Give the number of lines in this listing that contain "name", with no other words.

— Begin SUPPLIED RECORDS —

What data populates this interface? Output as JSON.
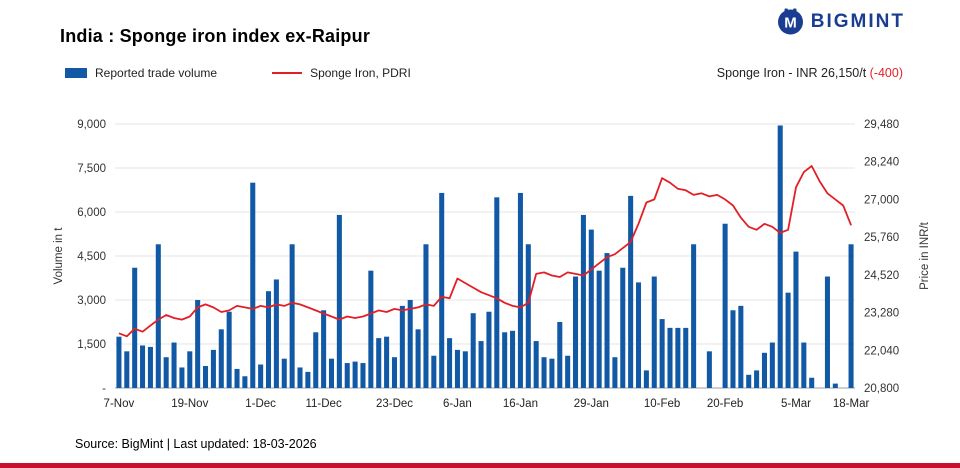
{
  "header": {
    "title": "India : Sponge iron index ex-Raipur",
    "brand": "BIGMINT",
    "logo_letter": "M",
    "price_label": "Sponge Iron - INR 26,150/t ",
    "price_change": "(-400)"
  },
  "legend": [
    {
      "label": "Reported trade volume",
      "type": "bar"
    },
    {
      "label": "Sponge Iron, PDRI",
      "type": "line"
    }
  ],
  "footer": {
    "source": "Source: BigMint | Last updated: 18-03-2026"
  },
  "colors": {
    "bar": "#1159a5",
    "line": "#e21f26",
    "brand": "#1b3d91",
    "accent": "#c8102e",
    "grid": "#e4e4e4",
    "axis": "#9aa0a6"
  },
  "chart_data": {
    "type": "bar+line",
    "title": "India : Sponge iron index ex-Raipur",
    "x_tick_labels": [
      "7-Nov",
      "19-Nov",
      "1-Dec",
      "11-Dec",
      "23-Dec",
      "6-Jan",
      "16-Jan",
      "29-Jan",
      "10-Feb",
      "20-Feb",
      "5-Mar",
      "18-Mar"
    ],
    "x_tick_indices": [
      0,
      9,
      18,
      26,
      35,
      43,
      51,
      60,
      69,
      77,
      86,
      93
    ],
    "y_left": {
      "label": "Volume in t",
      "ticks": [
        "9,000",
        "7,500",
        "6,000",
        "4,500",
        "3,000",
        "1,500",
        "-"
      ],
      "min": 0,
      "max": 9000
    },
    "y_right": {
      "label": "Price in INR/t",
      "ticks": [
        "29,480",
        "28,240",
        "27,000",
        "25,760",
        "24,520",
        "23,280",
        "22,040",
        "20,800"
      ],
      "min": 20800,
      "max": 29480
    },
    "series": [
      {
        "name": "Reported trade volume",
        "type": "bar",
        "values": [
          1750,
          1250,
          4100,
          1450,
          1400,
          4900,
          1050,
          1550,
          700,
          1250,
          3000,
          750,
          1300,
          2000,
          2600,
          650,
          400,
          7000,
          800,
          3300,
          3700,
          1000,
          4900,
          700,
          550,
          1900,
          2650,
          1000,
          5900,
          850,
          900,
          850,
          4000,
          1700,
          1750,
          1050,
          2800,
          3000,
          2000,
          4900,
          1100,
          6650,
          1700,
          1300,
          1250,
          2550,
          1600,
          2600,
          6500,
          1900,
          1950,
          6650,
          4900,
          1600,
          1050,
          1000,
          2250,
          1100,
          3800,
          5900,
          5400,
          4000,
          4600,
          1050,
          4100,
          6550,
          3600,
          600,
          3800,
          2350,
          2050,
          2050,
          2050,
          4900,
          0,
          1250,
          0,
          5600,
          2650,
          2800,
          450,
          600,
          1200,
          1550,
          8950,
          3250,
          4650,
          1550,
          350,
          0,
          3800,
          150,
          0,
          4900
        ]
      },
      {
        "name": "Sponge Iron, PDRI",
        "type": "line",
        "values": [
          22600,
          22500,
          22750,
          22650,
          22850,
          23050,
          23200,
          23100,
          23050,
          23150,
          23450,
          23550,
          23450,
          23300,
          23350,
          23500,
          23450,
          23400,
          23500,
          23450,
          23550,
          23500,
          23600,
          23550,
          23450,
          23350,
          23250,
          23150,
          23050,
          23150,
          23100,
          23150,
          23250,
          23350,
          23300,
          23400,
          23350,
          23400,
          23450,
          23550,
          23500,
          23800,
          23750,
          24400,
          24250,
          24100,
          23950,
          23850,
          23750,
          23600,
          23500,
          23450,
          23600,
          24550,
          24600,
          24500,
          24450,
          24600,
          24550,
          24500,
          24700,
          24900,
          25100,
          25200,
          25400,
          25600,
          26200,
          26900,
          27000,
          27700,
          27550,
          27350,
          27300,
          27150,
          27200,
          27100,
          27150,
          27000,
          26800,
          26400,
          26100,
          26000,
          26200,
          26100,
          25900,
          26000,
          27400,
          27900,
          28100,
          27600,
          27200,
          27000,
          26800,
          26150
        ]
      }
    ],
    "legend_position": "top-left",
    "grid": true
  }
}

— End SUPPLIED RECORDS —

[RESULT]: 2